§ **Document segment**
━━━━━━

As we began the celebration of Advent in 2020, I so hoped that the world would be in a different place this year. And yet, we still live in a world of hurt, suffering, self-interest, and struggle.

But if we can have a little perspective, then we realize that this is the human experience. And because this is the human experience, we have a clearer sense of why God became flesh to dwell among us.

And so, I invite you to center your hearts on this season of Advent by recognizing the gifts that God gives us to face such time. We begin with hope.

As Anne Lamott put it, "Hope begins in the dark, the stubborn hope that if you just show up and try to do the right thing, the dawn will come. So you wait and watch and work: You don't give up."

To the ancients who first heard the message that Messiah would come to the people hundreds of years later that saw the fulfillment of those promises, they had one thing in common: a human longing for divine intervention.

Comparison is an unhealthy psychological exercise. However, it does reshape our understanding and perspective of our circumstances. So, imagine that the people who first heard of God’s Messiah to come were a people amid destruction and exile at the hands of the Babylonians. Ripped from their homes and taken to a foreign land, these exiled Hebrew people desired God to intervene.

In some regards, we can resonate as we have been ripped from our regular lives and into these 19+ months of crippled experience, sickness, loss, distance from relatives and loved ones, and a limitation to physical interaction with our faith community. Yet, we all long for something better.

Hope is grounded in human longing. It is the recognition that the solution does not come from our hands and minds alone but from our Creator that loves us and desires to bring wholeness to our lives.

Hope means to live in a state of anticipation for something better. It’s looking forward because you can look backward and see God’s work. In turn, we look forward with faith, knowing that we have a living hope in Christ.

This Advent season, will you recognize and embrace the hope brought through Christ?


Will you allow Jesus to bring new life to your heart, mind, and soul? Christ is hope. Can you accept this gift from God?

As Brother Lawrence put it, “Many things are possible for the person who has hope. Even more is possible for the person who has faith. And still more is possible for the person who knows how to love. But everything is possible for the person who practices all three virtues.”

━━━━━━

§ **Given entries**
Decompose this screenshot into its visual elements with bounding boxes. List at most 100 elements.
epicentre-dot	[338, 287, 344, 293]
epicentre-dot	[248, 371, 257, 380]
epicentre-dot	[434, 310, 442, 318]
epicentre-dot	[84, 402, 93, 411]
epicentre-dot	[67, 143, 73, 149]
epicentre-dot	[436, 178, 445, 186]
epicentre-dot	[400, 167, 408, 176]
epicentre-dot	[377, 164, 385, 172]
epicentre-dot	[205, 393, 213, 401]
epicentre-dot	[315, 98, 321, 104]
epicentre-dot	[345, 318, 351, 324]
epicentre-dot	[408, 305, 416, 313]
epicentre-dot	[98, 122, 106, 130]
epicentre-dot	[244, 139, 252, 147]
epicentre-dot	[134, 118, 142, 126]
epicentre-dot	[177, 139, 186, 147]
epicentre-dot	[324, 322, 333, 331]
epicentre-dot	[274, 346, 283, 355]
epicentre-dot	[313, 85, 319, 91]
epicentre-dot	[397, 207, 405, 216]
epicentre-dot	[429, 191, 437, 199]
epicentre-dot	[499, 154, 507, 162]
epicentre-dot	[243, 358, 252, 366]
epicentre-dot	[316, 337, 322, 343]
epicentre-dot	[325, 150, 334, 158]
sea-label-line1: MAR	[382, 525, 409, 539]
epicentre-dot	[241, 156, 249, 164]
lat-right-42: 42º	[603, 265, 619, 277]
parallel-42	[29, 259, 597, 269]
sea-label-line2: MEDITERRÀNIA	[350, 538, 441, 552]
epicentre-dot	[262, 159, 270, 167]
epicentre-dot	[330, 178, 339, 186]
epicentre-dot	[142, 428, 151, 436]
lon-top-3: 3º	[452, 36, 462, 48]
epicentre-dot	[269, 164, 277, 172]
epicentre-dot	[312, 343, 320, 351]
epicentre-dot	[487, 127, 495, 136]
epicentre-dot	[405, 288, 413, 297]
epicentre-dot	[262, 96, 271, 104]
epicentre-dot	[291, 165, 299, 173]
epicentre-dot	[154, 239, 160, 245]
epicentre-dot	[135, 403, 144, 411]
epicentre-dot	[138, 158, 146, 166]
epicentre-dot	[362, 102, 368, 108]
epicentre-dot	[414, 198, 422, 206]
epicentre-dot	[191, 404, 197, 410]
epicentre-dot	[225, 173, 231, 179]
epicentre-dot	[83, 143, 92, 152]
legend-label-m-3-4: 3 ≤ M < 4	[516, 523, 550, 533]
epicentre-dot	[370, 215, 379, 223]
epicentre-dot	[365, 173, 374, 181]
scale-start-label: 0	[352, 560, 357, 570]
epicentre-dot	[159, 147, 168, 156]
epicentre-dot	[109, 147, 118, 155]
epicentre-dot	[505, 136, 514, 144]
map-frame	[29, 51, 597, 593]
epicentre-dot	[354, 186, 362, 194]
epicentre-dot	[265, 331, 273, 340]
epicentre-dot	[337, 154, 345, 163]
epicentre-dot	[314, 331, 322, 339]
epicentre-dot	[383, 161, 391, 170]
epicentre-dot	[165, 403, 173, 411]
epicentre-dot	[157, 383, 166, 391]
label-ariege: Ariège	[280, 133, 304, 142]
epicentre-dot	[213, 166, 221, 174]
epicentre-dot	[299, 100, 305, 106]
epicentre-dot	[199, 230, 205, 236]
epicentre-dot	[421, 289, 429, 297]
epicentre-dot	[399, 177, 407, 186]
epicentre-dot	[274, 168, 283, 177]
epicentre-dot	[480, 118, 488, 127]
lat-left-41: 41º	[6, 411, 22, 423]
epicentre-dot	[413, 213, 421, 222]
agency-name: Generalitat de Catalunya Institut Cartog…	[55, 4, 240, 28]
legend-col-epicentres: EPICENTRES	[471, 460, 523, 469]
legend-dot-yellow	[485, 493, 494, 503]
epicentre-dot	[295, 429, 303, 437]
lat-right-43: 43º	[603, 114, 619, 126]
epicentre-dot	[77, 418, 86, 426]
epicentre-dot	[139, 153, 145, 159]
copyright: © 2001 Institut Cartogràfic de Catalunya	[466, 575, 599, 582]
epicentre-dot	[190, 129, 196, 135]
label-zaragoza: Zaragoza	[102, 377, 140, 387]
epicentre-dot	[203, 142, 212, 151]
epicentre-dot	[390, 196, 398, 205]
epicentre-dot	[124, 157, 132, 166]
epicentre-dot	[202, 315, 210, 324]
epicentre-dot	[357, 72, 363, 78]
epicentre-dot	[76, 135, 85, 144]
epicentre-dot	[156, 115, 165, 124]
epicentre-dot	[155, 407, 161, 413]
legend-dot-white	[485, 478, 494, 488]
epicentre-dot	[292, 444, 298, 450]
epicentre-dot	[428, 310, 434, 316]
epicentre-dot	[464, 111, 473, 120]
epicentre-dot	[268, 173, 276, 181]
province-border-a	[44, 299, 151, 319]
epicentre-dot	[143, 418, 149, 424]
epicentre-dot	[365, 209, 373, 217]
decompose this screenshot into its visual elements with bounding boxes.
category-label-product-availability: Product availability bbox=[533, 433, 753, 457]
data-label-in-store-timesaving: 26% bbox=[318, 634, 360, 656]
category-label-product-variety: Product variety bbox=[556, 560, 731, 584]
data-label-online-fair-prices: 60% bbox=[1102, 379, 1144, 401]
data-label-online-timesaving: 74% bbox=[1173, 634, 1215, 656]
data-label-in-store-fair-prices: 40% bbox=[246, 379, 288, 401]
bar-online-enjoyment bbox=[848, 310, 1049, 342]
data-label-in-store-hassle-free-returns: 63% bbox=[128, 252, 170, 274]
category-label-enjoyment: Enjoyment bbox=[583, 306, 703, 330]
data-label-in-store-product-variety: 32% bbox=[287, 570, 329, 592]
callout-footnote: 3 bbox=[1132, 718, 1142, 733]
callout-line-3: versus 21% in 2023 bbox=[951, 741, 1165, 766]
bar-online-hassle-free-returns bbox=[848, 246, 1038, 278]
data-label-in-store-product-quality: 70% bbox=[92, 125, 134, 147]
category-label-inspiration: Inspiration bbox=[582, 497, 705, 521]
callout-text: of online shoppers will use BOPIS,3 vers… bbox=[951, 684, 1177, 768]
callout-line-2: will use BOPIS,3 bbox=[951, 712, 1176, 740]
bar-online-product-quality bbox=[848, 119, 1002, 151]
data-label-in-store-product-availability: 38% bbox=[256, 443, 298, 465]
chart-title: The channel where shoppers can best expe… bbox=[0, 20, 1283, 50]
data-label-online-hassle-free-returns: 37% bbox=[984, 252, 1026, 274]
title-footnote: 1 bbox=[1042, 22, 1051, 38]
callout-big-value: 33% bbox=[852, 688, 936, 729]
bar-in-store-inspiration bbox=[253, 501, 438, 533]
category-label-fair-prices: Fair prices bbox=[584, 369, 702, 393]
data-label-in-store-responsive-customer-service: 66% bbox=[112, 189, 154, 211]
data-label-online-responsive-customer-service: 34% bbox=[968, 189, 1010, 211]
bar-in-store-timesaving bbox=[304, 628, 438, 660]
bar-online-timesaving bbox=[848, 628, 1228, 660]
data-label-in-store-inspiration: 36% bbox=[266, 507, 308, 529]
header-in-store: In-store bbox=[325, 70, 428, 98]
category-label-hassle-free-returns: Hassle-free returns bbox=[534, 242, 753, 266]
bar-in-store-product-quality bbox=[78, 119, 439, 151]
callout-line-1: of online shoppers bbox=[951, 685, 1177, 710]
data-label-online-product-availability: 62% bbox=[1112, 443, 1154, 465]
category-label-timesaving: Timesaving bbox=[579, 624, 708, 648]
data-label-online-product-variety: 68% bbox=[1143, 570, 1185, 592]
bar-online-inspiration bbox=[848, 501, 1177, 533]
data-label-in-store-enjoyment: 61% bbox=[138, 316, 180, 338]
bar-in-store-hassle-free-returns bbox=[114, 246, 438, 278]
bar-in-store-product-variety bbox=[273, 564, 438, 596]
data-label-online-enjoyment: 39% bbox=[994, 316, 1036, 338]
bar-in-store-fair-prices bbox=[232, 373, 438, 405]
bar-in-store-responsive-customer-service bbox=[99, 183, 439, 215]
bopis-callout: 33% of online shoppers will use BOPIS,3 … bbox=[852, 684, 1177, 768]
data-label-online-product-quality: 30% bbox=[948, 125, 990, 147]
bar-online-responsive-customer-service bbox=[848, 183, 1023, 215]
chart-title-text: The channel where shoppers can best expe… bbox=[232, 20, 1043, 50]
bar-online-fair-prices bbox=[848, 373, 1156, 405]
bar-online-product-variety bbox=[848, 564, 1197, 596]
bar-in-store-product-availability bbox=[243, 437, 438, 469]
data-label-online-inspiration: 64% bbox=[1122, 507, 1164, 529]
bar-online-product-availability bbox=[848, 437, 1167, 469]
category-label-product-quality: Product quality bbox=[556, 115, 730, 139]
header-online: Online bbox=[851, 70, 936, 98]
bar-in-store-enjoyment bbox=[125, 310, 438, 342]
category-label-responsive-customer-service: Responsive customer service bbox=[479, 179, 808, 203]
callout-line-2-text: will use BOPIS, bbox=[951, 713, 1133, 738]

━━━━━━

§ **Job**
Answer these questions using the Advent reflection:
1. With which gift does the reflection say it begins?
2. At whose hands were the people who first heard of God's Messiah suffering destruction and exile?
3. Who is quoted as saying that everything is possible for the person who practices all three virtues?
The rows have no connection to the text.

§ **Output for this task**
1. Hope.
2. The Babylonians.
3. Brother Lawrence.